Dataset rows.
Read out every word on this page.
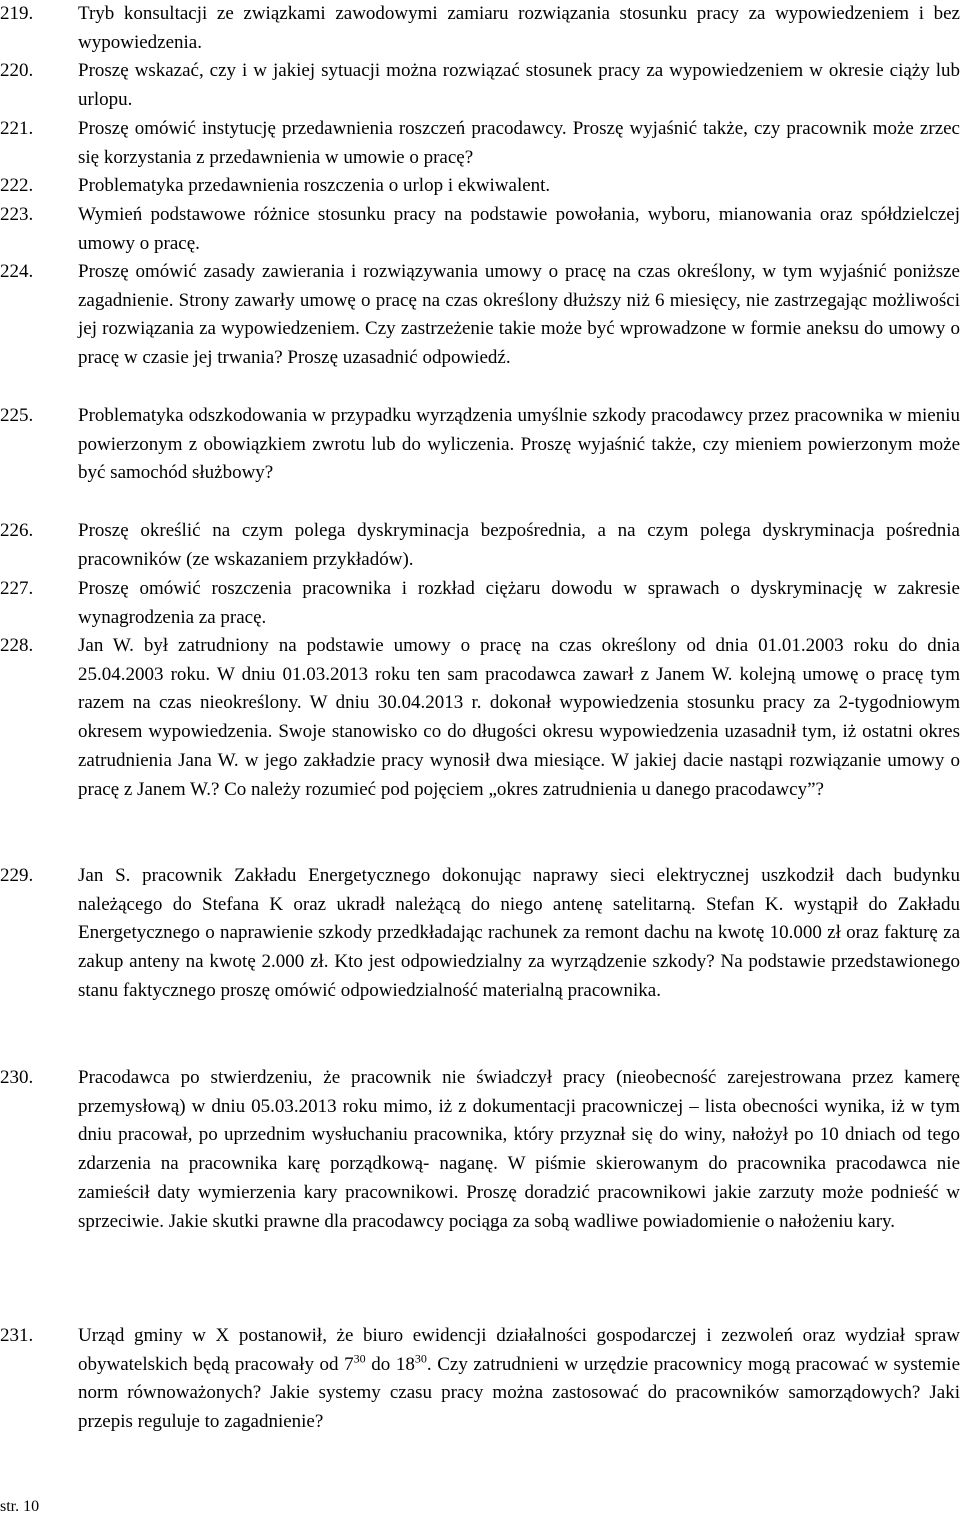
219.	Tryb konsultacji ze związkami zawodowymi zamiaru rozwiązania stosunku pracy za wypowiedzeniem i bez wypowiedzenia.
220.	Proszę wskazać, czy i w jakiej sytuacji można rozwiązać stosunek pracy za wypowiedzeniem w okresie ciąży lub urlopu.
221.	Proszę omówić instytucję przedawnienia roszczeń pracodawcy. Proszę wyjaśnić także, czy pracownik może zrzec się korzystania z przedawnienia w umowie o pracę?
222.	Problematyka przedawnienia roszczenia o urlop i ekwiwalent.
223.	Wymień podstawowe różnice stosunku pracy na podstawie powołania, wyboru, mianowania oraz spółdzielczej umowy o pracę.
224.	Proszę omówić zasady zawierania i rozwiązywania umowy o pracę na czas określony, w tym wyjaśnić poniższe zagadnienie. Strony zawarły umowę o pracę na czas określony dłuższy niż 6 miesięcy, nie zastrzegając możliwości jej rozwiązania za wypowiedzeniem. Czy zastrzeżenie takie może być wprowadzone w formie aneksu do umowy o pracę w czasie jej trwania? Proszę uzasadnić odpowiedź.
225.	Problematyka odszkodowania w przypadku wyrządzenia umyślnie szkody pracodawcy przez pracownika w mieniu powierzonym z obowiązkiem zwrotu lub do wyliczenia. Proszę wyjaśnić także, czy mieniem powierzonym może być samochód służbowy?
226.	Proszę określić na czym polega dyskryminacja bezpośrednia, a na czym polega dyskryminacja pośrednia pracowników (ze wskazaniem przykładów).
227.	Proszę omówić roszczenia pracownika i rozkład ciężaru dowodu w sprawach o dyskryminację w zakresie wynagrodzenia za pracę.
228.	Jan W. był zatrudniony na podstawie umowy o pracę na czas określony od dnia 01.01.2003 roku do dnia 25.04.2003 roku. W dniu 01.03.2013 roku ten sam pracodawca zawarł z Janem W. kolejną umowę o pracę tym razem na czas nieokreślony. W dniu 30.04.2013 r. dokonał wypowiedzenia stosunku pracy za 2-tygodniowym okresem wypowiedzenia. Swoje stanowisko co do długości okresu wypowiedzenia uzasadnił tym, iż ostatni okres zatrudnienia Jana W. w jego zakładzie pracy wynosił dwa miesiące. W jakiej dacie nastąpi rozwiązanie umowy o pracę z Janem W.? Co należy rozumieć pod pojęciem „okres zatrudnienia u danego pracodawcy”?
229.	Jan S. pracownik Zakładu Energetycznego dokonując naprawy sieci elektrycznej uszkodził dach budynku należącego do Stefana K oraz ukradł należącą do niego antenę satelitarną. Stefan K. wystąpił do Zakładu Energetycznego o naprawienie szkody przedkładając rachunek za remont dachu na kwotę 10.000 zł oraz fakturę za zakup anteny na kwotę 2.000 zł. Kto jest odpowiedzialny za wyrządzenie szkody? Na podstawie przedstawionego stanu faktycznego proszę omówić odpowiedzialność materialną pracownika.
230.	Pracodawca po stwierdzeniu, że pracownik nie świadczył pracy (nieobecność zarejestrowana przez kamerę przemysłową) w dniu 05.03.2013 roku mimo, iż z dokumentacji pracowniczej – lista obecności wynika, iż w tym dniu pracował, po uprzednim wysłuchaniu pracownika, który przyznał się do winy, nałożył po 10 dniach od tego zdarzenia na pracownika karę porządkową- naganę. W piśmie skierowanym do pracownika pracodawca nie zamieścił daty wymierzenia kary pracownikowi. Proszę doradzić pracownikowi jakie zarzuty może podnieść w sprzeciwie. Jakie skutki prawne dla pracodawcy pociąga za sobą wadliwe powiadomienie o nałożeniu kary.
231.	Urząd gminy w X postanowił, że biuro ewidencji działalności gospodarczej i zezwoleń oraz wydział spraw obywatelskich będą pracowały od $7^{30}$ do $18^{30}$. Czy zatrudnieni w urzędzie pracownicy mogą pracować w systemie norm równoważonych? Jakie systemy czasu pracy można zastosować do pracowników samorządowych? Jaki przepis reguluje to zagadnienie?
str. 10
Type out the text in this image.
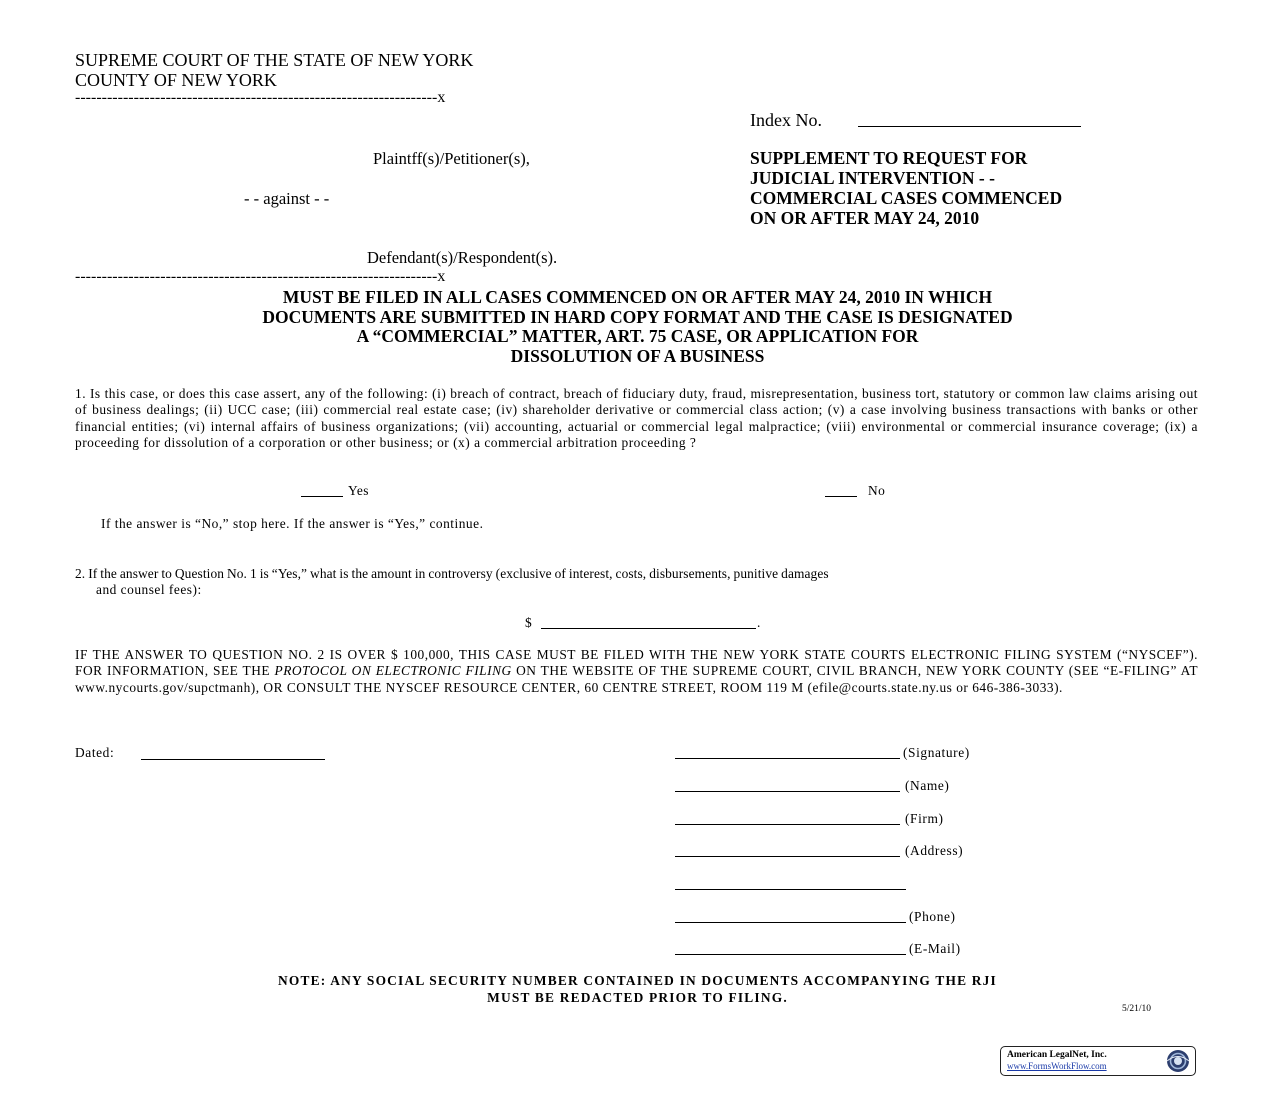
SUPREME COURT OF THE STATE OF NEW YORK
COUNTY OF NEW YORK
--------------------------------------------------------------------x
Index No.
Plaintff(s)/Petitioner(s),
- - against - -
Defendant(s)/Respondent(s).
--------------------------------------------------------------------x
SUPPLEMENT TO REQUEST FOR
JUDICIAL INTERVENTION - -
COMMERCIAL CASES COMMENCED
ON OR AFTER MAY 24, 2010
MUST BE FILED IN ALL CASES COMMENCED ON OR AFTER MAY 24, 2010 IN WHICH
DOCUMENTS ARE SUBMITTED IN HARD COPY FORMAT AND THE CASE IS DESIGNATED
A “COMMERCIAL” MATTER, ART. 75 CASE, OR APPLICATION FOR
DISSOLUTION OF A BUSINESS
1. Is this case, or does this case assert, any of the following: (i) breach of contract, breach of fiduciary duty, fraud, misrepresentation, business tort, statutory or common law claims arising out of business dealings; (ii) UCC case; (iii) commercial real estate case; (iv) shareholder derivative or commercial class action; (v) a case involving business transactions with banks or other financial entities; (vi) internal affairs of business organizations; (vii) accounting, actuarial or commercial legal malpractice; (viii) environmental or commercial insurance coverage; (ix) a proceeding for dissolution of a corporation or other business; or (x) a commercial arbitration proceeding ?
Yes	No
If the answer is “No,” stop here. If the answer is “Yes,” continue.
2. If the answer to Question No. 1 is “Yes,” what is the amount in controversy (exclusive of interest, costs, disbursements, punitive damages
and counsel fees):
$	.
IF THE ANSWER TO QUESTION NO. 2 IS OVER $ 100,000, THIS CASE MUST BE FILED WITH THE NEW YORK STATE COURTS ELECTRONIC FILING SYSTEM (“NYSCEF”). FOR INFORMATION, SEE THE PROTOCOL ON ELECTRONIC FILING ON THE WEBSITE OF THE SUPREME COURT, CIVIL BRANCH, NEW YORK COUNTY (SEE “E-FILING” AT www.nycourts.gov/supctmanh), OR CONSULT THE NYSCEF RESOURCE CENTER, 60 CENTRE STREET, ROOM 119 M (efile@courts.state.ny.us or 646-386-3033).
Dated:	(Signature)
(Name)
(Firm)
(Address)
(Phone)
(E-Mail)
NOTE: ANY SOCIAL SECURITY NUMBER CONTAINED IN DOCUMENTS ACCOMPANYING THE RJI
MUST BE REDACTED PRIOR TO FILING.
5/21/10
American LegalNet, Inc.
www.FormsWorkFlow.com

Set exercise. Print the complete listing exactly, apart from any pictures.

Solution to this problem.
Read out every word on this page.
219.	Tryb konsultacji ze związkami zawodowymi zamiaru rozwiązania stosunku pracy za wypowiedzeniem i bez wypowiedzenia.
220.	Proszę wskazać, czy i w jakiej sytuacji można rozwiązać stosunek pracy za wypowiedzeniem w okresie ciąży lub urlopu.
221.	Proszę omówić instytucję przedawnienia roszczeń pracodawcy. Proszę wyjaśnić także, czy pracownik może zrzec się korzystania z przedawnienia w umowie o pracę?
222.	Problematyka przedawnienia roszczenia o urlop i ekwiwalent.
223.	Wymień podstawowe różnice stosunku pracy na podstawie powołania, wyboru, mianowania oraz spółdzielczej umowy o pracę.
224.	Proszę omówić zasady zawierania i rozwiązywania umowy o pracę na czas określony, w tym wyjaśnić poniższe zagadnienie. Strony zawarły umowę o pracę na czas określony dłuższy niż 6 miesięcy, nie zastrzegając możliwości jej rozwiązania za wypowiedzeniem. Czy zastrzeżenie takie może być wprowadzone w formie aneksu do umowy o pracę w czasie jej trwania? Proszę uzasadnić odpowiedź.
225.	Problematyka odszkodowania w przypadku wyrządzenia umyślnie szkody pracodawcy przez pracownika w mieniu powierzonym z obowiązkiem zwrotu lub do wyliczenia. Proszę wyjaśnić także, czy mieniem powierzonym może być samochód służbowy?
226.	Proszę określić na czym polega dyskryminacja bezpośrednia, a na czym polega dyskryminacja pośrednia pracowników (ze wskazaniem przykładów).
227.	Proszę omówić roszczenia pracownika i rozkład ciężaru dowodu w sprawach o dyskryminację w zakresie wynagrodzenia za pracę.
228.	Jan W. był zatrudniony na podstawie umowy o pracę na czas określony od dnia 01.01.2003 roku do dnia 25.04.2003 roku. W dniu 01.03.2013 roku ten sam pracodawca zawarł z Janem W. kolejną umowę o pracę tym razem na czas nieokreślony. W dniu 30.04.2013 r. dokonał wypowiedzenia stosunku pracy za 2-tygodniowym okresem wypowiedzenia. Swoje stanowisko co do długości okresu wypowiedzenia uzasadnił tym, iż ostatni okres zatrudnienia Jana W. w jego zakładzie pracy wynosił dwa miesiące. W jakiej dacie nastąpi rozwiązanie umowy o pracę z Janem W.? Co należy rozumieć pod pojęciem „okres zatrudnienia u danego pracodawcy”?
229.	Jan S. pracownik Zakładu Energetycznego dokonując naprawy sieci elektrycznej uszkodził dach budynku należącego do Stefana K oraz ukradł należącą do niego antenę satelitarną. Stefan K. wystąpił do Zakładu Energetycznego o naprawienie szkody przedkładając rachunek za remont dachu na kwotę 10.000 zł oraz fakturę za zakup anteny na kwotę 2.000 zł. Kto jest odpowiedzialny za wyrządzenie szkody? Na podstawie przedstawionego stanu faktycznego proszę omówić odpowiedzialność materialną pracownika.
230.	Pracodawca po stwierdzeniu, że pracownik nie świadczył pracy (nieobecność zarejestrowana przez kamerę przemysłową) w dniu 05.03.2013 roku mimo, iż z dokumentacji pracowniczej – lista obecności wynika, iż w tym dniu pracował, po uprzednim wysłuchaniu pracownika, który przyznał się do winy, nałożył po 10 dniach od tego zdarzenia na pracownika karę porządkową- naganę. W piśmie skierowanym do pracownika pracodawca nie zamieścił daty wymierzenia kary pracownikowi. Proszę doradzić pracownikowi jakie zarzuty może podnieść w sprzeciwie. Jakie skutki prawne dla pracodawcy pociąga za sobą wadliwe powiadomienie o nałożeniu kary.
231.	Urząd gminy w X postanowił, że biuro ewidencji działalności gospodarczej i zezwoleń oraz wydział spraw obywatelskich będą pracowały od $7^{30}$ do $18^{30}$. Czy zatrudnieni w urzędzie pracownicy mogą pracować w systemie norm równoważonych? Jakie systemy czasu pracy można zastosować do pracowników samorządowych? Jaki przepis reguluje to zagadnienie?
str. 10
Type out the text in this image.
SUPREME COURT OF THE STATE OF NEW YORK
COUNTY OF NEW YORK
--------------------------------------------------------------------x
Index No.
Plaintff(s)/Petitioner(s),
- - against - -
Defendant(s)/Respondent(s).
--------------------------------------------------------------------x
SUPPLEMENT TO REQUEST FOR
JUDICIAL INTERVENTION - -
COMMERCIAL CASES COMMENCED
ON OR AFTER MAY 24, 2010
MUST BE FILED IN ALL CASES COMMENCED ON OR AFTER MAY 24, 2010 IN WHICH
DOCUMENTS ARE SUBMITTED IN HARD COPY FORMAT AND THE CASE IS DESIGNATED
A “COMMERCIAL” MATTER, ART. 75 CASE, OR APPLICATION FOR
DISSOLUTION OF A BUSINESS
1. Is this case, or does this case assert, any of the following: (i) breach of contract, breach of fiduciary duty, fraud, misrepresentation, business tort, statutory or common law claims arising out of business dealings; (ii) UCC case; (iii) commercial real estate case; (iv) shareholder derivative or commercial class action; (v) a case involving business transactions with banks or other financial entities; (vi) internal affairs of business organizations; (vii) accounting, actuarial or commercial legal malpractice; (viii) environmental or commercial insurance coverage; (ix) a proceeding for dissolution of a corporation or other business; or (x) a commercial arbitration proceeding ?
Yes	No
If the answer is “No,” stop here. If the answer is “Yes,” continue.
2. If the answer to Question No. 1 is “Yes,” what is the amount in controversy (exclusive of interest, costs, disbursements, punitive damages
and counsel fees):
$	.
IF THE ANSWER TO QUESTION NO. 2 IS OVER $ 100,000, THIS CASE MUST BE FILED WITH THE NEW YORK STATE COURTS ELECTRONIC FILING SYSTEM (“NYSCEF”). FOR INFORMATION, SEE THE PROTOCOL ON ELECTRONIC FILING ON THE WEBSITE OF THE SUPREME COURT, CIVIL BRANCH, NEW YORK COUNTY (SEE “E-FILING” AT www.nycourts.gov/supctmanh), OR CONSULT THE NYSCEF RESOURCE CENTER, 60 CENTRE STREET, ROOM 119 M (efile@courts.state.ny.us or 646-386-3033).
Dated:	(Signature)
(Name)
(Firm)
(Address)
(Phone)
(E-Mail)
NOTE: ANY SOCIAL SECURITY NUMBER CONTAINED IN DOCUMENTS ACCOMPANYING THE RJI
MUST BE REDACTED PRIOR TO FILING.
5/21/10
American LegalNet, Inc.
www.FormsWorkFlow.com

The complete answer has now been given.